**Your instructions**
Set out each line from the following listing that includes the word "close".

**Data excerpts**
________________

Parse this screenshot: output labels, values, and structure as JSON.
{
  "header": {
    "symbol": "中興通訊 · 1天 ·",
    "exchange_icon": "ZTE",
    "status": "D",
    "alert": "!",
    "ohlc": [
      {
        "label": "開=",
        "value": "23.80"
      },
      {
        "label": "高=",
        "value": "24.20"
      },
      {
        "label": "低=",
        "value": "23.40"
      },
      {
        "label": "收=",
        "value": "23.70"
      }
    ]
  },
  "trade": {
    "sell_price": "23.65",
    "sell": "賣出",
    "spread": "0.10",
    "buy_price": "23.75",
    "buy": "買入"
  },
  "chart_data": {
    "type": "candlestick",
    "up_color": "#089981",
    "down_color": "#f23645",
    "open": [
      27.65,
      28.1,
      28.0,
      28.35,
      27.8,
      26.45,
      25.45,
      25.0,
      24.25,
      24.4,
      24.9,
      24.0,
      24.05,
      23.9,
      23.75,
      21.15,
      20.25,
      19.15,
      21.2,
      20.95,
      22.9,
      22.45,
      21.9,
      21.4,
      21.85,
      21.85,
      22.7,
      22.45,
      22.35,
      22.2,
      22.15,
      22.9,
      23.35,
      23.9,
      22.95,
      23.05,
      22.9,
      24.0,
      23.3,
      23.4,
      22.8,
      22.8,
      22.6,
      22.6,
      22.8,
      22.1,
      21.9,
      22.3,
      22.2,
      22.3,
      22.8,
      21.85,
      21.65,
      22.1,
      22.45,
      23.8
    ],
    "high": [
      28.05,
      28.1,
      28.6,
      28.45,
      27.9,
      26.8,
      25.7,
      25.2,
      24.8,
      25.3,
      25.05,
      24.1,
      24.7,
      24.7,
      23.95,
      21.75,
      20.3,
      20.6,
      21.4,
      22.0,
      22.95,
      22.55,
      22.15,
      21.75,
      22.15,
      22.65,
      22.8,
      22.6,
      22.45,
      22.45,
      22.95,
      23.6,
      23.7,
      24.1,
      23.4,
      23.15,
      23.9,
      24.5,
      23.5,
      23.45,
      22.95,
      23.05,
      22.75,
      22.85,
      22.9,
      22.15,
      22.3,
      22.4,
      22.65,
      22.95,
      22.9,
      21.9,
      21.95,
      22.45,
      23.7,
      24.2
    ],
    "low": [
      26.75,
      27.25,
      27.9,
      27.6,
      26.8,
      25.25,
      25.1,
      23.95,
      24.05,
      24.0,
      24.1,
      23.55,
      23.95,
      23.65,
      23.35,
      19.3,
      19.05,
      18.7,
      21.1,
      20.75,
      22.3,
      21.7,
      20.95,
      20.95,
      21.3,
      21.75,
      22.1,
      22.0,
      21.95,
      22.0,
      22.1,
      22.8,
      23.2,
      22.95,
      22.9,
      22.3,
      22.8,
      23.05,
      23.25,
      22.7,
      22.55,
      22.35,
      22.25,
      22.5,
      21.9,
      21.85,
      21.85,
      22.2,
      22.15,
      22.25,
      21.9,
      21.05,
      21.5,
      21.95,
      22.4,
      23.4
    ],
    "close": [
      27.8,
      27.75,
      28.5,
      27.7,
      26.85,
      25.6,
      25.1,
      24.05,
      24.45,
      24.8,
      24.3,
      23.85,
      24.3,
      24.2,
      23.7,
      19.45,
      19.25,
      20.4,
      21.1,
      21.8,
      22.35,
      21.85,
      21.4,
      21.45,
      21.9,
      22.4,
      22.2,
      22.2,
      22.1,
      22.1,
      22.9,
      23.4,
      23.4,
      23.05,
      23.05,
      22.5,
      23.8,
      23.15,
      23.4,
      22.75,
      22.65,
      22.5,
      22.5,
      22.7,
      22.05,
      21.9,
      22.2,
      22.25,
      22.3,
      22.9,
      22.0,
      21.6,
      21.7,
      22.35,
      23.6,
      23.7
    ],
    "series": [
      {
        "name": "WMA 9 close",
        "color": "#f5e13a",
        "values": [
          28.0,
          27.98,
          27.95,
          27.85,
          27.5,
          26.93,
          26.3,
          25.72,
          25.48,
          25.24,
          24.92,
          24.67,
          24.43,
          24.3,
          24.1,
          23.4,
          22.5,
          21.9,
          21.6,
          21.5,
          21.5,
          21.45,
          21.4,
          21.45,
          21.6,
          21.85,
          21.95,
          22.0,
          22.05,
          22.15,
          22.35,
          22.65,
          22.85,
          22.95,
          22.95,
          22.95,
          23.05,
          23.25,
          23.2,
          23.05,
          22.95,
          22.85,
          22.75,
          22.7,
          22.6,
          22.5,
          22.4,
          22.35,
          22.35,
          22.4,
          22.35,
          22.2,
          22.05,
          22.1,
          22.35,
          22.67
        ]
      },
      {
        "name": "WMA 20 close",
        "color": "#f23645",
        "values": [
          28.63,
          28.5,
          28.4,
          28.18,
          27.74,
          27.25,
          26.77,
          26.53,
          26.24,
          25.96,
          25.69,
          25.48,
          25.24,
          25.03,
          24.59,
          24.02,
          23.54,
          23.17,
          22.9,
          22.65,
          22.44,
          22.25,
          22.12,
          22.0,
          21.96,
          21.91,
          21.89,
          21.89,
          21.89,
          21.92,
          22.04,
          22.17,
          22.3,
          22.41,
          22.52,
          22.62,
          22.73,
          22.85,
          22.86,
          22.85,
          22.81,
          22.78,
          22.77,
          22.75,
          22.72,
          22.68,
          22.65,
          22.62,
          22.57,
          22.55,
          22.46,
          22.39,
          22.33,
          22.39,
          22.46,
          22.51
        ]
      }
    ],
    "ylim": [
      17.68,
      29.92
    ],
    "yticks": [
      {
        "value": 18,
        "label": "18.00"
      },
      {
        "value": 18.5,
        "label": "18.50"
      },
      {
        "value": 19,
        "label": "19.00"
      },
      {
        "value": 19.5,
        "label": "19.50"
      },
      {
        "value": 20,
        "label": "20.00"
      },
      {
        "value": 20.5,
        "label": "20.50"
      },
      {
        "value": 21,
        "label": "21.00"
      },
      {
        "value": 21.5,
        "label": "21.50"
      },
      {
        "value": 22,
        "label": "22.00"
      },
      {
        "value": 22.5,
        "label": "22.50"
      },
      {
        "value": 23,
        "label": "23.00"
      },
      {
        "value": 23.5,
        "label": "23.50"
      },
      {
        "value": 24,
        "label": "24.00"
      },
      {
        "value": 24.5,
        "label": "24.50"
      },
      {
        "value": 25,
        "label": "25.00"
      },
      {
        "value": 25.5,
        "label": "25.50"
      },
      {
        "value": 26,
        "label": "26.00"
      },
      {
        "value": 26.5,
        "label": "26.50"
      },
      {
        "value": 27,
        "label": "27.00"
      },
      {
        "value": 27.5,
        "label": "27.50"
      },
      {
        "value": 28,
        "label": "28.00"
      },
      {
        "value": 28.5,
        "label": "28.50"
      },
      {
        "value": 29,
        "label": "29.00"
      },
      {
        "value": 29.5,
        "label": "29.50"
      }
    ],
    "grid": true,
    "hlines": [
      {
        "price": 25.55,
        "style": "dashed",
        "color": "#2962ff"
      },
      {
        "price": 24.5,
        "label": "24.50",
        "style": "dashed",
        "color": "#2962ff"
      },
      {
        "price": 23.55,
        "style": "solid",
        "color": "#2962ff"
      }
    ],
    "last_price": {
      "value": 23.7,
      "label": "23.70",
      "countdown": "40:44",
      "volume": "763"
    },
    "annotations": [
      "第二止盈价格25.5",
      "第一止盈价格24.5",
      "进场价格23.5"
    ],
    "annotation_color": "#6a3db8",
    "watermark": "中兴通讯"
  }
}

________________

**Solution below**
    "close": [
        "name": "WMA 9 close",
        "name": "WMA 20 close",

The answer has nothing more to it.